Find each line with the word "layak" and state how many there are, nothing more.

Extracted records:
-*-*-

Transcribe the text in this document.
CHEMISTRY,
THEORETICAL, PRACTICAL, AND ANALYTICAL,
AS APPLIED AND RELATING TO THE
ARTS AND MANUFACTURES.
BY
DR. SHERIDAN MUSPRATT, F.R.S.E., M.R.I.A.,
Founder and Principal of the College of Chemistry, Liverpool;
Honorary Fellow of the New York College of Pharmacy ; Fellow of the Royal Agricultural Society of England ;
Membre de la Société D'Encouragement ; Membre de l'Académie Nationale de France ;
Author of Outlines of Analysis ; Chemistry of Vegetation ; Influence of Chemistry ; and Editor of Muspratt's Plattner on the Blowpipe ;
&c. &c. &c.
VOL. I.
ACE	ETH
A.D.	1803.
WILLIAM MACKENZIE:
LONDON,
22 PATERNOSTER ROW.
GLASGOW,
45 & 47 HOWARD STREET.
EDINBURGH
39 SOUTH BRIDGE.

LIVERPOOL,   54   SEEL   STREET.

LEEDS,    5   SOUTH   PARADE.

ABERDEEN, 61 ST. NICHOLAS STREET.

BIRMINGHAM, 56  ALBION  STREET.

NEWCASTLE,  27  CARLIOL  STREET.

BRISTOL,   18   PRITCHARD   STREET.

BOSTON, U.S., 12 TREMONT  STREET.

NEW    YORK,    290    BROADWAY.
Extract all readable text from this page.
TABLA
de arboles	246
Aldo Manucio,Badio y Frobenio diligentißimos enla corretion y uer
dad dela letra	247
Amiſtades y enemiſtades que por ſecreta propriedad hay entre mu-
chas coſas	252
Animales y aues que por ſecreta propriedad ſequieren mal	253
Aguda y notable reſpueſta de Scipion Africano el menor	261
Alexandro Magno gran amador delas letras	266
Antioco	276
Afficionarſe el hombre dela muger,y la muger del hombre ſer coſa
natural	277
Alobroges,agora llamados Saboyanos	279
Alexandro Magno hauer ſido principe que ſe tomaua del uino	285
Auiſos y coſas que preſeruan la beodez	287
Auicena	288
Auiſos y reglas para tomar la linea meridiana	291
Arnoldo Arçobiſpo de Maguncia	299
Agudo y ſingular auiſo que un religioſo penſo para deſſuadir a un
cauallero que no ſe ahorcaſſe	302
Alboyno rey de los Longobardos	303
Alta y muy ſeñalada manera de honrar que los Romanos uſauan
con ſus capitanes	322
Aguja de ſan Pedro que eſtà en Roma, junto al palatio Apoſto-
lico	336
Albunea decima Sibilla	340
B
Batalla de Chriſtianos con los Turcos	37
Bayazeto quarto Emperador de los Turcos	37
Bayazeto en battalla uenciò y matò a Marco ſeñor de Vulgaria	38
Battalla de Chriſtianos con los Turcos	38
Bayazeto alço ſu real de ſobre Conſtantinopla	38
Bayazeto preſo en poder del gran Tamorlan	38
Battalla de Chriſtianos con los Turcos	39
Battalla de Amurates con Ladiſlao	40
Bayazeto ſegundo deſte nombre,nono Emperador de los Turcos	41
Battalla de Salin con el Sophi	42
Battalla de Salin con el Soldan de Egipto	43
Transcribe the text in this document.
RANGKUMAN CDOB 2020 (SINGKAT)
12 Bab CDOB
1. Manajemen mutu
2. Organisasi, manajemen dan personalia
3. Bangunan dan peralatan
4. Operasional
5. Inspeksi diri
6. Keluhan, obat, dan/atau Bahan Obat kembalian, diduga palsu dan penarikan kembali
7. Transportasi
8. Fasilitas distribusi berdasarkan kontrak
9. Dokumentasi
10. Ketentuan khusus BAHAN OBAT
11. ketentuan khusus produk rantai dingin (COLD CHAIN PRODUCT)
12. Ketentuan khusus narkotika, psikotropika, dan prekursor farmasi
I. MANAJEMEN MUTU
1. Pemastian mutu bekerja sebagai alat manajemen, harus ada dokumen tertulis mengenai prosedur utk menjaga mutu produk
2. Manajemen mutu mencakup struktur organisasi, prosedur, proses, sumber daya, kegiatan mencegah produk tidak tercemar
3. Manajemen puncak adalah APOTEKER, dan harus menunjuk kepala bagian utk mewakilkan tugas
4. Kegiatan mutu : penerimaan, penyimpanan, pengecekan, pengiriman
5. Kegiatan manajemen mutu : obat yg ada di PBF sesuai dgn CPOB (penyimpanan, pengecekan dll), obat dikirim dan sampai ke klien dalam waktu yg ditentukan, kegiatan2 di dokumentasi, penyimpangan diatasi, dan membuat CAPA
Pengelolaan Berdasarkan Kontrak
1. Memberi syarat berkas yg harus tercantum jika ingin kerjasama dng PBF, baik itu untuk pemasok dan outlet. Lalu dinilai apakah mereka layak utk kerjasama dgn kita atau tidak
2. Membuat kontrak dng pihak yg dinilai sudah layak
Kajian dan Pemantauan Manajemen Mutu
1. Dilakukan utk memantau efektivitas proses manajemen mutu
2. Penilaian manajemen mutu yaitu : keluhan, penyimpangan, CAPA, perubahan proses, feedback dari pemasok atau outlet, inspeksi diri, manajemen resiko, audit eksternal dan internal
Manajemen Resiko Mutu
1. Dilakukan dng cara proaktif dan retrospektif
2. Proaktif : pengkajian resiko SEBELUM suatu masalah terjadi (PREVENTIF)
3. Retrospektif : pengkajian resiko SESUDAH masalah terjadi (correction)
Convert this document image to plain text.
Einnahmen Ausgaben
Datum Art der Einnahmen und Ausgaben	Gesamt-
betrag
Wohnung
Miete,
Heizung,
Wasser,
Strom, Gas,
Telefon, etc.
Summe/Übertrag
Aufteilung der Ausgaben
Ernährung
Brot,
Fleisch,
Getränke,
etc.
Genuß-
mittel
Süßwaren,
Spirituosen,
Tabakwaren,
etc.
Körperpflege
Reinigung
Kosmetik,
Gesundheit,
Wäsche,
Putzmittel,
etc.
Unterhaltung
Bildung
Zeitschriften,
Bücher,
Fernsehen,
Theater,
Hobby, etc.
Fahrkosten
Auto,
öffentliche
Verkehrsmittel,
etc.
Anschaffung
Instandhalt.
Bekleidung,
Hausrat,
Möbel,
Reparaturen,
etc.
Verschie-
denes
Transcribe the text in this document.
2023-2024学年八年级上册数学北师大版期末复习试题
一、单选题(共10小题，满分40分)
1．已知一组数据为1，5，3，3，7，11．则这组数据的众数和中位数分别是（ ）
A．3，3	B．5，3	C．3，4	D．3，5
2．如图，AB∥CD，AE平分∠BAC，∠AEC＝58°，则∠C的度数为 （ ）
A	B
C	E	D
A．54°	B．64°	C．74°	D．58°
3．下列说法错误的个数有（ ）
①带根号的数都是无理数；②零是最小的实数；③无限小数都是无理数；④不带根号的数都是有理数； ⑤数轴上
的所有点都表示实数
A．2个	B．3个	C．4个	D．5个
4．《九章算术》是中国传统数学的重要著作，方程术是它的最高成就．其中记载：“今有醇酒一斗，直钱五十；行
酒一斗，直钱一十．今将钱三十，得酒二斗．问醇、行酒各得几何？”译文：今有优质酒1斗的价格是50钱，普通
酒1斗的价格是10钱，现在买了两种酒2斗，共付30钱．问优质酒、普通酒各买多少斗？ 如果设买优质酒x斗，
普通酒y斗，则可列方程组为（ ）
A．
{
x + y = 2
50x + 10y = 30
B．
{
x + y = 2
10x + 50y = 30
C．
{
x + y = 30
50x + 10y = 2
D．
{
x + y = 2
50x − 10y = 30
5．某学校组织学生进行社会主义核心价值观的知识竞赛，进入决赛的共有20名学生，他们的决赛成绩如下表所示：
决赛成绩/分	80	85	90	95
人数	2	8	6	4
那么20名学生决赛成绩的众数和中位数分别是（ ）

-*-*-

● Final result:
2